◆ Supplied entries
# # # #

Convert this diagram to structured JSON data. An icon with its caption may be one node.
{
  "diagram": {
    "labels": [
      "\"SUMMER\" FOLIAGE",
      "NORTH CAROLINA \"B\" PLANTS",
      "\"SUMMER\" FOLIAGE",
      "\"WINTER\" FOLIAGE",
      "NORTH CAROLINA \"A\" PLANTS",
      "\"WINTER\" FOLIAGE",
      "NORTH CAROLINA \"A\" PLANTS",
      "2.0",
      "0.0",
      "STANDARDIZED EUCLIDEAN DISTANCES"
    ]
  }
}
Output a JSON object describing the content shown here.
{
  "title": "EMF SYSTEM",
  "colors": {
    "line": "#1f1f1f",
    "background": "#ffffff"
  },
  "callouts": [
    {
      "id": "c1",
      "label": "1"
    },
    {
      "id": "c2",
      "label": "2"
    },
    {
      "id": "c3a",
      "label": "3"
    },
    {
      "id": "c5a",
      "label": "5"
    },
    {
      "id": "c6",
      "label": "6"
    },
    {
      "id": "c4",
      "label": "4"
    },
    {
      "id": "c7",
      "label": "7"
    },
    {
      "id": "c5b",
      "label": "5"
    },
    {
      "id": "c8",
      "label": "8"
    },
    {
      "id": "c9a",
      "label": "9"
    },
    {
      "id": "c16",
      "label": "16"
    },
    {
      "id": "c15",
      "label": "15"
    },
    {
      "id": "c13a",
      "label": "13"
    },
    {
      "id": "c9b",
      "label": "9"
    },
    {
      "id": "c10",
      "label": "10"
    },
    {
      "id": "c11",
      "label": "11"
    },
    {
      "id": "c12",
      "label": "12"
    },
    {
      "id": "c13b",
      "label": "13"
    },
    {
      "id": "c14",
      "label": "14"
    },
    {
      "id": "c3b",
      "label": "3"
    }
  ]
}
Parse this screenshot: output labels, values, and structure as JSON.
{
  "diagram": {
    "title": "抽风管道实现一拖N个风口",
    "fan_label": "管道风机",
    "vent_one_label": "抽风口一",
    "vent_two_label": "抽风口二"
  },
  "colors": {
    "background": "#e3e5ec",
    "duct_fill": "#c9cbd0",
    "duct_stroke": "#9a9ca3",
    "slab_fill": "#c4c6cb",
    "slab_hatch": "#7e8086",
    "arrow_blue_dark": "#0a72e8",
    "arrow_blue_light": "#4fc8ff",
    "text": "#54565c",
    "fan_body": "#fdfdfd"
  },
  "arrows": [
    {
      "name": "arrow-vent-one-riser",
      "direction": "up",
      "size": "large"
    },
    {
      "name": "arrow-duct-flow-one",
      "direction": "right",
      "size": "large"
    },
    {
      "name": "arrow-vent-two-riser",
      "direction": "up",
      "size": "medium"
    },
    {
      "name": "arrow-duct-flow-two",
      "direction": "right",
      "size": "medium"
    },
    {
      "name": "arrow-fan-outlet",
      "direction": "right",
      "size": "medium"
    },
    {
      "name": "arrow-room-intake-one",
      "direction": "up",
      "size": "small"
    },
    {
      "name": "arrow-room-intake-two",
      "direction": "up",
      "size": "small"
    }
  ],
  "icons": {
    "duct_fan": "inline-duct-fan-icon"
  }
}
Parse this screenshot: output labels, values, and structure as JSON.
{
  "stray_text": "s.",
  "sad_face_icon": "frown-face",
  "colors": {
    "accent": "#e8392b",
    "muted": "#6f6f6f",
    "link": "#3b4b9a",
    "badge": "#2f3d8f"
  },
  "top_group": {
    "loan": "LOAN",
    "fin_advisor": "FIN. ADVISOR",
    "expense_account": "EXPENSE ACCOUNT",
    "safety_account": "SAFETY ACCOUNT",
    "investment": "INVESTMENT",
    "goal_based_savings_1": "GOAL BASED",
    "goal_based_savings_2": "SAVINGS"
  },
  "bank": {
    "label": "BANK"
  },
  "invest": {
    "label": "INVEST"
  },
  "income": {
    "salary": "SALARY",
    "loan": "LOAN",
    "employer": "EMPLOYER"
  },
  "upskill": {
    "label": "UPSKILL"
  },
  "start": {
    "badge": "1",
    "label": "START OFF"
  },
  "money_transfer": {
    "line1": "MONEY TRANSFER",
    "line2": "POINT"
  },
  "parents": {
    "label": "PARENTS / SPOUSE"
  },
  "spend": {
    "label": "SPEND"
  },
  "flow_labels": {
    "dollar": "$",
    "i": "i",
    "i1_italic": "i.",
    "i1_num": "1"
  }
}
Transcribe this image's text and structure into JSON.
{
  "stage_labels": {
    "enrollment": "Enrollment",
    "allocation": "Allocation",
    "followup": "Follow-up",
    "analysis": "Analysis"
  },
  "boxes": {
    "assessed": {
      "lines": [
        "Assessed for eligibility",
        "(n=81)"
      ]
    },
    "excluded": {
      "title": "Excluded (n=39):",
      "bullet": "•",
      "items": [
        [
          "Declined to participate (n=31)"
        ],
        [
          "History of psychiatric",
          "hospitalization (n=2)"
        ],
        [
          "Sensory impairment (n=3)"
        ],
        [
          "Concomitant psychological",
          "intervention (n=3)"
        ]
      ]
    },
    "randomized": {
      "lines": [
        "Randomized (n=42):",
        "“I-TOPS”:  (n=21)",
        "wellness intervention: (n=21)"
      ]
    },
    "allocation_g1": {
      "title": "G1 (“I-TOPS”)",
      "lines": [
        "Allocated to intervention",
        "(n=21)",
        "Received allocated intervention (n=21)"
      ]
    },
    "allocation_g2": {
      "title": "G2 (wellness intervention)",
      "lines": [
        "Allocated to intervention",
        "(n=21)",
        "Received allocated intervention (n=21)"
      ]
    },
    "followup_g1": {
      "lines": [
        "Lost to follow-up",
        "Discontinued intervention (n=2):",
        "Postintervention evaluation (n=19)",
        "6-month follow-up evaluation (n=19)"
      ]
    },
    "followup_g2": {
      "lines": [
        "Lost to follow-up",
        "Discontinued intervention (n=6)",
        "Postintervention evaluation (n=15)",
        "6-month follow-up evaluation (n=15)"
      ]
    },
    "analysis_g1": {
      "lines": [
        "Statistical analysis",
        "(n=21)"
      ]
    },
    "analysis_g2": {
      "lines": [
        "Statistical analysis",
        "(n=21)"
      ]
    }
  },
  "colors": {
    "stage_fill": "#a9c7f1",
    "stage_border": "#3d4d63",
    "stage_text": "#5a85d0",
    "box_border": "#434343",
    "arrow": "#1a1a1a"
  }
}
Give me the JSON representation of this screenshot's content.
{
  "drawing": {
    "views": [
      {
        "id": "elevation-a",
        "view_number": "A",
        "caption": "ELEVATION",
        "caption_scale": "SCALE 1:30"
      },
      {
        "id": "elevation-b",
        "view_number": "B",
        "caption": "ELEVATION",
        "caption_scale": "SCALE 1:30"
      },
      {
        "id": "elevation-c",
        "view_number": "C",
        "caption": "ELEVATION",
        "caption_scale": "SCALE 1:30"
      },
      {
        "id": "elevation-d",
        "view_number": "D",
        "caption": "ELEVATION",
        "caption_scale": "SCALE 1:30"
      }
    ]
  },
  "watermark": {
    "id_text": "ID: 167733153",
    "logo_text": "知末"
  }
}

# # # #

Retype the data in full and match it exactly.

Convert this diagram to structured JSON data. An icon with its caption may be one node.
{
  "diagram": {
    "labels": [
      "\"SUMMER\" FOLIAGE",
      "NORTH CAROLINA \"B\" PLANTS",
      "\"SUMMER\" FOLIAGE",
      "\"WINTER\" FOLIAGE",
      "NORTH CAROLINA \"A\" PLANTS",
      "\"WINTER\" FOLIAGE",
      "NORTH CAROLINA \"A\" PLANTS",
      "2.0",
      "0.0",
      "STANDARDIZED EUCLIDEAN DISTANCES"
    ]
  }
}
Output a JSON object describing the content shown here.
{
  "title": "EMF SYSTEM",
  "colors": {
    "line": "#1f1f1f",
    "background": "#ffffff"
  },
  "callouts": [
    {
      "id": "c1",
      "label": "1"
    },
    {
      "id": "c2",
      "label": "2"
    },
    {
      "id": "c3a",
      "label": "3"
    },
    {
      "id": "c5a",
      "label": "5"
    },
    {
      "id": "c6",
      "label": "6"
    },
    {
      "id": "c4",
      "label": "4"
    },
    {
      "id": "c7",
      "label": "7"
    },
    {
      "id": "c5b",
      "label": "5"
    },
    {
      "id": "c8",
      "label": "8"
    },
    {
      "id": "c9a",
      "label": "9"
    },
    {
      "id": "c16",
      "label": "16"
    },
    {
      "id": "c15",
      "label": "15"
    },
    {
      "id": "c13a",
      "label": "13"
    },
    {
      "id": "c9b",
      "label": "9"
    },
    {
      "id": "c10",
      "label": "10"
    },
    {
      "id": "c11",
      "label": "11"
    },
    {
      "id": "c12",
      "label": "12"
    },
    {
      "id": "c13b",
      "label": "13"
    },
    {
      "id": "c14",
      "label": "14"
    },
    {
      "id": "c3b",
      "label": "3"
    }
  ]
}
Parse this screenshot: output labels, values, and structure as JSON.
{
  "diagram": {
    "title": "抽风管道实现一拖N个风口",
    "fan_label": "管道风机",
    "vent_one_label": "抽风口一",
    "vent_two_label": "抽风口二"
  },
  "colors": {
    "background": "#e3e5ec",
    "duct_fill": "#c9cbd0",
    "duct_stroke": "#9a9ca3",
    "slab_fill": "#c4c6cb",
    "slab_hatch": "#7e8086",
    "arrow_blue_dark": "#0a72e8",
    "arrow_blue_light": "#4fc8ff",
    "text": "#54565c",
    "fan_body": "#fdfdfd"
  },
  "arrows": [
    {
      "name": "arrow-vent-one-riser",
      "direction": "up",
      "size": "large"
    },
    {
      "name": "arrow-duct-flow-one",
      "direction": "right",
      "size": "large"
    },
    {
      "name": "arrow-vent-two-riser",
      "direction": "up",
      "size": "medium"
    },
    {
      "name": "arrow-duct-flow-two",
      "direction": "right",
      "size": "medium"
    },
    {
      "name": "arrow-fan-outlet",
      "direction": "right",
      "size": "medium"
    },
    {
      "name": "arrow-room-intake-one",
      "direction": "up",
      "size": "small"
    },
    {
      "name": "arrow-room-intake-two",
      "direction": "up",
      "size": "small"
    }
  ],
  "icons": {
    "duct_fan": "inline-duct-fan-icon"
  }
}
Parse this screenshot: output labels, values, and structure as JSON.
{
  "stray_text": "s.",
  "sad_face_icon": "frown-face",
  "colors": {
    "accent": "#e8392b",
    "muted": "#6f6f6f",
    "link": "#3b4b9a",
    "badge": "#2f3d8f"
  },
  "top_group": {
    "loan": "LOAN",
    "fin_advisor": "FIN. ADVISOR",
    "expense_account": "EXPENSE ACCOUNT",
    "safety_account": "SAFETY ACCOUNT",
    "investment": "INVESTMENT",
    "goal_based_savings_1": "GOAL BASED",
    "goal_based_savings_2": "SAVINGS"
  },
  "bank": {
    "label": "BANK"
  },
  "invest": {
    "label": "INVEST"
  },
  "income": {
    "salary": "SALARY",
    "loan": "LOAN",
    "employer": "EMPLOYER"
  },
  "upskill": {
    "label": "UPSKILL"
  },
  "start": {
    "badge": "1",
    "label": "START OFF"
  },
  "money_transfer": {
    "line1": "MONEY TRANSFER",
    "line2": "POINT"
  },
  "parents": {
    "label": "PARENTS / SPOUSE"
  },
  "spend": {
    "label": "SPEND"
  },
  "flow_labels": {
    "dollar": "$",
    "i": "i",
    "i1_italic": "i.",
    "i1_num": "1"
  }
}
Transcribe this image's text and structure into JSON.
{
  "stage_labels": {
    "enrollment": "Enrollment",
    "allocation": "Allocation",
    "followup": "Follow-up",
    "analysis": "Analysis"
  },
  "boxes": {
    "assessed": {
      "lines": [
        "Assessed for eligibility",
        "(n=81)"
      ]
    },
    "excluded": {
      "title": "Excluded (n=39):",
      "bullet": "•",
      "items": [
        [
          "Declined to participate (n=31)"
        ],
        [
          "History of psychiatric",
          "hospitalization (n=2)"
        ],
        [
          "Sensory impairment (n=3)"
        ],
        [
          "Concomitant psychological",
          "intervention (n=3)"
        ]
      ]
    },
    "randomized": {
      "lines": [
        "Randomized (n=42):",
        "“I-TOPS”:  (n=21)",
        "wellness intervention: (n=21)"
      ]
    },
    "allocation_g1": {
      "title": "G1 (“I-TOPS”)",
      "lines": [
        "Allocated to intervention",
        "(n=21)",
        "Received allocated intervention (n=21)"
      ]
    },
    "allocation_g2": {
      "title": "G2 (wellness intervention)",
      "lines": [
        "Allocated to intervention",
        "(n=21)",
        "Received allocated intervention (n=21)"
      ]
    },
    "followup_g1": {
      "lines": [
        "Lost to follow-up",
        "Discontinued intervention (n=2):",
        "Postintervention evaluation (n=19)",
        "6-month follow-up evaluation (n=19)"
      ]
    },
    "followup_g2": {
      "lines": [
        "Lost to follow-up",
        "Discontinued intervention (n=6)",
        "Postintervention evaluation (n=15)",
        "6-month follow-up evaluation (n=15)"
      ]
    },
    "analysis_g1": {
      "lines": [
        "Statistical analysis",
        "(n=21)"
      ]
    },
    "analysis_g2": {
      "lines": [
        "Statistical analysis",
        "(n=21)"
      ]
    }
  },
  "colors": {
    "stage_fill": "#a9c7f1",
    "stage_border": "#3d4d63",
    "stage_text": "#5a85d0",
    "box_border": "#434343",
    "arrow": "#1a1a1a"
  }
}
Give me the JSON representation of this screenshot's content.
{
  "drawing": {
    "views": [
      {
        "id": "elevation-a",
        "view_number": "A",
        "caption": "ELEVATION",
        "caption_scale": "SCALE 1:30"
      },
      {
        "id": "elevation-b",
        "view_number": "B",
        "caption": "ELEVATION",
        "caption_scale": "SCALE 1:30"
      },
      {
        "id": "elevation-c",
        "view_number": "C",
        "caption": "ELEVATION",
        "caption_scale": "SCALE 1:30"
      },
      {
        "id": "elevation-d",
        "view_number": "D",
        "caption": "ELEVATION",
        "caption_scale": "SCALE 1:30"
      }
    ]
  },
  "watermark": {
    "id_text": "ID: 167733153",
    "logo_text": "知末"
  }
}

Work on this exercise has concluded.